Material shown:
§ §
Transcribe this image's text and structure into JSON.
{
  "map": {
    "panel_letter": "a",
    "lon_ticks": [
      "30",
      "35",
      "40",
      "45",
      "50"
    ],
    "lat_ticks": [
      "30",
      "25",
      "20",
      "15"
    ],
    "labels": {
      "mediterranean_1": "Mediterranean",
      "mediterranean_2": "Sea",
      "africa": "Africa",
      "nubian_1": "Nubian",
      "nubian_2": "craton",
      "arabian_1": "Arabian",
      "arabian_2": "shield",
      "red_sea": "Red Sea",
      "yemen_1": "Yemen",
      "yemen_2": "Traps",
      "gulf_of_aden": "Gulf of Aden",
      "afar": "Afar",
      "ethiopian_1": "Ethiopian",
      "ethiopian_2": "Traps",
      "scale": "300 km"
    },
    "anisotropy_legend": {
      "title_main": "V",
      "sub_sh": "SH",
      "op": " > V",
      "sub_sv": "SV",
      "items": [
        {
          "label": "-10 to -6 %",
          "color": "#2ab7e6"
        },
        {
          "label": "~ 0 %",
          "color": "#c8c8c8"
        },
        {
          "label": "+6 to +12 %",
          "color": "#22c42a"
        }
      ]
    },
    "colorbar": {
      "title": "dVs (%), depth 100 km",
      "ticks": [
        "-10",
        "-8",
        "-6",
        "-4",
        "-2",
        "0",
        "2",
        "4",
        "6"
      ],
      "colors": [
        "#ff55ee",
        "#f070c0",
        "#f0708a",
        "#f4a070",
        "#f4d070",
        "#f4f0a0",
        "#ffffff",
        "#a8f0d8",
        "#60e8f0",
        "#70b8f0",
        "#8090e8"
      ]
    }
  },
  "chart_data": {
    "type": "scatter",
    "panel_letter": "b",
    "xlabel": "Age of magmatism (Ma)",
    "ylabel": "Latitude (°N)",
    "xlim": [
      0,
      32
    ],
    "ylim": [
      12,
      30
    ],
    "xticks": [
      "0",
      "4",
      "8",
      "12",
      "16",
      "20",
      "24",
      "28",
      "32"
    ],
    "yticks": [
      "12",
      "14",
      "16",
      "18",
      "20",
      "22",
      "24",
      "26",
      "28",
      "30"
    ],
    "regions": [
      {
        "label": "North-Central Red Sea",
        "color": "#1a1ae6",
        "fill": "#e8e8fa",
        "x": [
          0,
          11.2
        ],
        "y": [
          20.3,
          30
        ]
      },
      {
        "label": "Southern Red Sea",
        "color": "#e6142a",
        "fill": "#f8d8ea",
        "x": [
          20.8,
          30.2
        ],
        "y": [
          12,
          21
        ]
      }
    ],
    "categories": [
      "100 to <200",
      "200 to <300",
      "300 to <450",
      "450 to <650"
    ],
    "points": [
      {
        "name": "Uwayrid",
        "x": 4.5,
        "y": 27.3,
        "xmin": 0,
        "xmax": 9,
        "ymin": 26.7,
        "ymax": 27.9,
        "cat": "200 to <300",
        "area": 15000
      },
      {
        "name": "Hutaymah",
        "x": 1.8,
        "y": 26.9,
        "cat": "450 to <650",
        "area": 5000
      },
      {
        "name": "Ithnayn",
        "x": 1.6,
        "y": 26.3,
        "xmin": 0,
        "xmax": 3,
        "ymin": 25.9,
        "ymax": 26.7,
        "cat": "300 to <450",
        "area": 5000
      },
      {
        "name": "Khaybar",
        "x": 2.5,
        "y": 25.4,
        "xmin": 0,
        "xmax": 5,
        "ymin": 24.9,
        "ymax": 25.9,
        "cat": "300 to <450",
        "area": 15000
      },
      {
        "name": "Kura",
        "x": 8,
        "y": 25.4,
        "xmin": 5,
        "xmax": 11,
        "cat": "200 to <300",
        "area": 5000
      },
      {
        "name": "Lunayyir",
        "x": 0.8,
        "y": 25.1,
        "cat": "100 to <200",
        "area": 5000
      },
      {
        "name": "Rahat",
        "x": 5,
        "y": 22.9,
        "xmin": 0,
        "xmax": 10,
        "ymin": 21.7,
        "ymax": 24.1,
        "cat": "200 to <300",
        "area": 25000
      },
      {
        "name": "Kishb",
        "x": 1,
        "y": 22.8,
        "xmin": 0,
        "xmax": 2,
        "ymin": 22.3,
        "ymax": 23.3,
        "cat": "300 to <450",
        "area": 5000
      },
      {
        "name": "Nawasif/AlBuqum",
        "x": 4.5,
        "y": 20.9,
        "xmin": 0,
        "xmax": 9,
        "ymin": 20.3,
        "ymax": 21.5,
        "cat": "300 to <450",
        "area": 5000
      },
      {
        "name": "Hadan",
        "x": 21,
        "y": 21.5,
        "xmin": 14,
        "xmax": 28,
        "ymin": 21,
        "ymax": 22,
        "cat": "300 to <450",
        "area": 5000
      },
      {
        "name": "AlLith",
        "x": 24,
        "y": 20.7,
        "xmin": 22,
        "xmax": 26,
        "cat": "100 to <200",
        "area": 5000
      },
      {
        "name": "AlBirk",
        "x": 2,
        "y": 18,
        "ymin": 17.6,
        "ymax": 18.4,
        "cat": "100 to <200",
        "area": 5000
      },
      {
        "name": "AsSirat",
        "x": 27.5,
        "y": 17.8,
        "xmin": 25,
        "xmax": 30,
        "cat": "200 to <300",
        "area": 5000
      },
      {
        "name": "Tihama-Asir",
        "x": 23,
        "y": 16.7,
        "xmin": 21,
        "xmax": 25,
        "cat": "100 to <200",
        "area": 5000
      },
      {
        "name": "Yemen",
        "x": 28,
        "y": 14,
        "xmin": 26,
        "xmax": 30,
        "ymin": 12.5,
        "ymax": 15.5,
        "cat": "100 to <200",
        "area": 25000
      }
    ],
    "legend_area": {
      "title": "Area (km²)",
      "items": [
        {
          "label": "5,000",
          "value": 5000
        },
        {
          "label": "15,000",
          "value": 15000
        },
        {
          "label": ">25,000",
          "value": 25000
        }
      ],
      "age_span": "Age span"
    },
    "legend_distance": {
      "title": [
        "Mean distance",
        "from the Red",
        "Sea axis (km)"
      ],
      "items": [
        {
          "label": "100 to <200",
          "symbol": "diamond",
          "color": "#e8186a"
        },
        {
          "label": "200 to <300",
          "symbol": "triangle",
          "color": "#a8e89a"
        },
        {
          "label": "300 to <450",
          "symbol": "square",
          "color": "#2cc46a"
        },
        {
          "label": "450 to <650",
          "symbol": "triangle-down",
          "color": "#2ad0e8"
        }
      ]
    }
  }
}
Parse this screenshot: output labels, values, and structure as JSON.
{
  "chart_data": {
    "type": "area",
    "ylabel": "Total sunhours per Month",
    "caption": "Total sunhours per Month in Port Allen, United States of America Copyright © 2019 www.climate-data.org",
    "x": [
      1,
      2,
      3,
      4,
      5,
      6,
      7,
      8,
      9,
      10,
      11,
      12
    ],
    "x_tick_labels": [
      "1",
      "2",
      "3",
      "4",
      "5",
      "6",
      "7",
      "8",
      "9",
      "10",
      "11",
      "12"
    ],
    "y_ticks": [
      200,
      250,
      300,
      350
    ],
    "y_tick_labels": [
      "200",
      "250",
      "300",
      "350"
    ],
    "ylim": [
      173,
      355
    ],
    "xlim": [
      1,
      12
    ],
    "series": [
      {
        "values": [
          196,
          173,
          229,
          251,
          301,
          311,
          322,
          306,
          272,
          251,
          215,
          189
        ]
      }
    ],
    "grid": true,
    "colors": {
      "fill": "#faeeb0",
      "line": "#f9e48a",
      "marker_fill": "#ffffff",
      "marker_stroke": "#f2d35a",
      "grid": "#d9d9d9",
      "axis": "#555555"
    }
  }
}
§ §
Problem details:
Pull every line containing the word "ymin" out of the entries above.

Output:
        "ymin": 26.7,
        "ymin": 25.9,
        "ymin": 24.9,
        "ymin": 21.7,
        "ymin": 22.3,
        "ymin": 20.3,
        "ymin": 21,
        "ymin": 17.6,
        "ymin": 12.5,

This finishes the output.